[What is required]: Return the entries verbatim and drop every picture.

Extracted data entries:
•••••

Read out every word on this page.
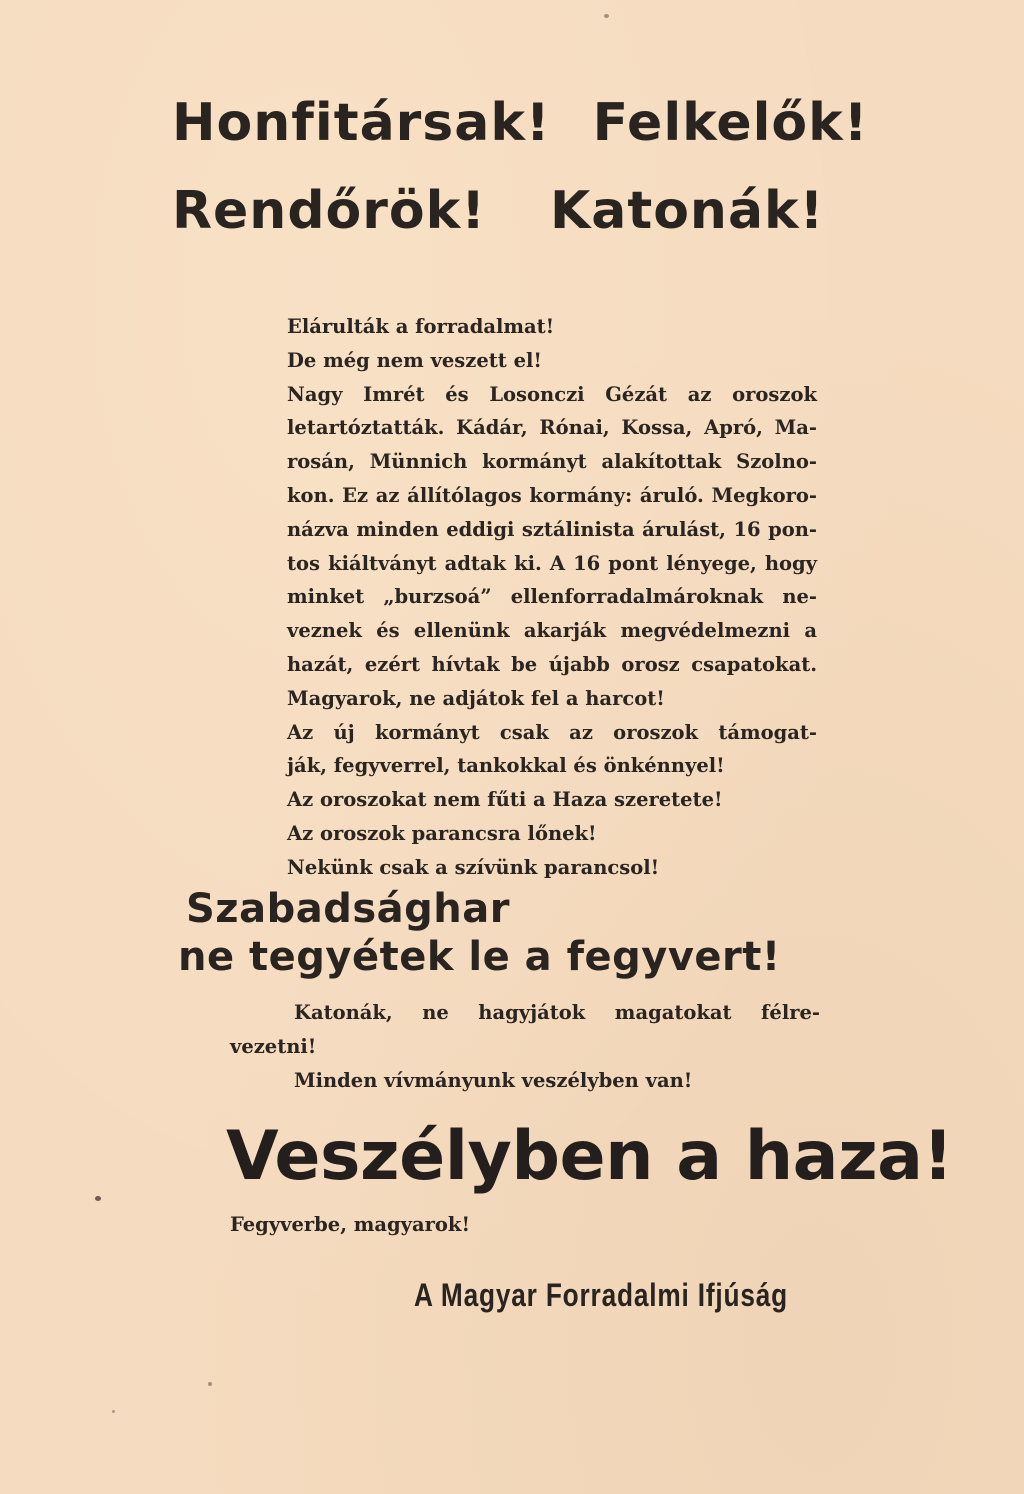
Honfitársak! Felkelők!
Rendőrök! Katonák!

Elárulták a forradalmat!

De még nem veszett el!

Nagy Imrét és Losonczi Gézát az oroszok

letartóztatták. Kádár, Rónai, Kossa, Apró, Ma-

rosán, Münnich kormányt alakítottak Szolno-

kon. Ez az állítólagos kormány: áruló. Megkoro-

názva minden eddigi sztálinista árulást, 16 pon-

tos kiáltványt adtak ki. A 16 pont lényege, hogy

minket „burzsoá” ellenforradalmároknak ne-

veznek és ellenünk akarják megvédelmezni a

hazát, ezért hívtak be újabb orosz csapatokat.

Magyarok, ne adjátok fel a harcot!

Az új kormányt csak az oroszok támogat-

ják, fegyverrel, tankokkal és önkénnyel!

Az oroszokat nem fűti a Haza szeretete!

Az oroszok parancsra lőnek!

Nekünk csak a szívünk parancsol!

Szabadsághar
ne tegyétek le a fegyvert!

Katonák, ne hagyjátok magatokat félre-

vezetni!

Minden vívmányunk veszélyben van!

Veszélyben a haza!

Fegyverbe, magyarok!

A Magyar Forradalmi Ifjúság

•••••

[Exercise result]:
Read out every word on this page.
Honfitársak! Felkelők!
Rendőrök! Katonák!

Elárulták a forradalmat!

De még nem veszett el!

Nagy Imrét és Losonczi Gézát az oroszok

letartóztatták. Kádár, Rónai, Kossa, Apró, Ma-

rosán, Münnich kormányt alakítottak Szolno-

kon. Ez az állítólagos kormány: áruló. Megkoro-

názva minden eddigi sztálinista árulást, 16 pon-

tos kiáltványt adtak ki. A 16 pont lényege, hogy

minket „burzsoá” ellenforradalmároknak ne-

veznek és ellenünk akarják megvédelmezni a

hazát, ezért hívtak be újabb orosz csapatokat.

Magyarok, ne adjátok fel a harcot!

Az új kormányt csak az oroszok támogat-

ják, fegyverrel, tankokkal és önkénnyel!

Az oroszokat nem fűti a Haza szeretete!

Az oroszok parancsra lőnek!

Nekünk csak a szívünk parancsol!

Szabadsághar
ne tegyétek le a fegyvert!

Katonák, ne hagyjátok magatokat félre-

vezetni!

Minden vívmányunk veszélyben van!

Veszélyben a haza!

Fegyverbe, magyarok!

A Magyar Forradalmi Ifjúság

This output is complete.